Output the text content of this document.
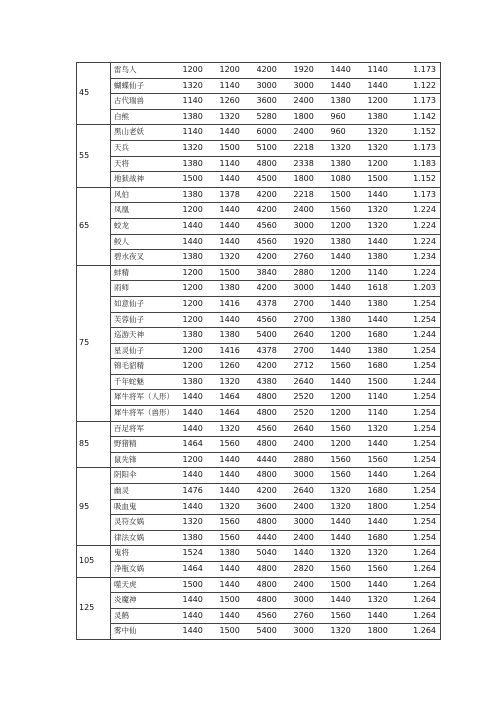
45	雷鸟人	1200	1200	4200	1920	1440	1140	1.173
	蝴蝶仙子	1320	1140	3000	3000	1440	1440	1.122
	古代瑞兽	1140	1260	3600	2400	1380	1200	1.173
	白熊	1380	1320	5280	1800	960	1380	1.142
55	黑山老妖	1140	1440	6000	2400	960	1320	1.152
	天兵	1320	1500	5100	2218	1320	1320	1.173
	天将	1380	1140	4800	2338	1380	1200	1.183
	地狱战神	1500	1440	4500	1800	1080	1500	1.152
65	风伯	1380	1378	4200	2218	1500	1440	1.173
	凤凰	1200	1440	4200	2400	1560	1320	1.224
	蛟龙	1440	1440	4560	3000	1200	1320	1.224
	鲛人	1440	1440	4560	1920	1380	1440	1.224
	碧水夜叉	1380	1320	4200	2760	1440	1380	1.234
75	蚌精	1200	1500	3840	2880	1200	1140	1.224
	雨师	1200	1380	4200	3000	1440	1618	1.203
	如意仙子	1200	1416	4378	2700	1440	1380	1.254
	芙蓉仙子	1200	1440	4560	2700	1380	1440	1.254
	巡游天神	1380	1380	5400	2640	1200	1680	1.244
	星灵仙子	1200	1416	4378	2700	1440	1380	1.254
	锦毛貂精	1200	1260	4200	2712	1560	1680	1.254
	千年蛇魅	1380	1320	4380	2640	1440	1500	1.244
	犀牛将军（人形）	1440	1464	4800	2520	1200	1140	1.254
	犀牛将军（兽形）	1440	1464	4800	2520	1200	1140	1.254
85	百足将军	1440	1320	4560	2640	1560	1320	1.254
	野猪精	1464	1560	4800	2400	1200	1440	1.254
	鼠先锋	1200	1440	4440	2880	1560	1560	1.254
95	阴阳伞	1440	1440	4800	3000	1560	1440	1.264
	幽灵	1476	1440	4200	2640	1320	1680	1.254
	吸血鬼	1440	1320	3600	2400	1320	1800	1.254
	灵符女娲	1320	1560	4800	3000	1440	1440	1.254
	律法女娲	1380	1560	4440	2400	1440	1680	1.254
105	鬼将	1524	1380	5040	1440	1320	1320	1.264
	净瓶女娲	1464	1440	4800	2820	1560	1560	1.264
125	噬天虎	1500	1440	4800	2400	1500	1440	1.264
	炎魔神	1440	1500	4800	3000	1440	1320	1.264
	灵鹤	1440	1440	4560	2760	1560	1440	1.264
	雾中仙	1440	1500	5400	3000	1320	1800	1.264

□ □ □

### Task details:
Repeat all of the records verbatim, leaving out the pictures.

### Written solution:
Output the text content of this document.
45	雷鸟人	1200	1200	4200	1920	1440	1140	1.173
	蝴蝶仙子	1320	1140	3000	3000	1440	1440	1.122
	古代瑞兽	1140	1260	3600	2400	1380	1200	1.173
	白熊	1380	1320	5280	1800	960	1380	1.142
55	黑山老妖	1140	1440	6000	2400	960	1320	1.152
	天兵	1320	1500	5100	2218	1320	1320	1.173
	天将	1380	1140	4800	2338	1380	1200	1.183
	地狱战神	1500	1440	4500	1800	1080	1500	1.152
65	风伯	1380	1378	4200	2218	1500	1440	1.173
	凤凰	1200	1440	4200	2400	1560	1320	1.224
	蛟龙	1440	1440	4560	3000	1200	1320	1.224
	鲛人	1440	1440	4560	1920	1380	1440	1.224
	碧水夜叉	1380	1320	4200	2760	1440	1380	1.234
75	蚌精	1200	1500	3840	2880	1200	1140	1.224
	雨师	1200	1380	4200	3000	1440	1618	1.203
	如意仙子	1200	1416	4378	2700	1440	1380	1.254
	芙蓉仙子	1200	1440	4560	2700	1380	1440	1.254
	巡游天神	1380	1380	5400	2640	1200	1680	1.244
	星灵仙子	1200	1416	4378	2700	1440	1380	1.254
	锦毛貂精	1200	1260	4200	2712	1560	1680	1.254
	千年蛇魅	1380	1320	4380	2640	1440	1500	1.244
	犀牛将军（人形）	1440	1464	4800	2520	1200	1140	1.254
	犀牛将军（兽形）	1440	1464	4800	2520	1200	1140	1.254
85	百足将军	1440	1320	4560	2640	1560	1320	1.254
	野猪精	1464	1560	4800	2400	1200	1440	1.254
	鼠先锋	1200	1440	4440	2880	1560	1560	1.254
95	阴阳伞	1440	1440	4800	3000	1560	1440	1.264
	幽灵	1476	1440	4200	2640	1320	1680	1.254
	吸血鬼	1440	1320	3600	2400	1320	1800	1.254
	灵符女娲	1320	1560	4800	3000	1440	1440	1.254
	律法女娲	1380	1560	4440	2400	1440	1680	1.254
105	鬼将	1524	1380	5040	1440	1320	1320	1.264
	净瓶女娲	1464	1440	4800	2820	1560	1560	1.264
125	噬天虎	1500	1440	4800	2400	1500	1440	1.264
	炎魔神	1440	1500	4800	3000	1440	1320	1.264
	灵鹤	1440	1440	4560	2760	1560	1440	1.264
	雾中仙	1440	1500	5400	3000	1320	1800	1.264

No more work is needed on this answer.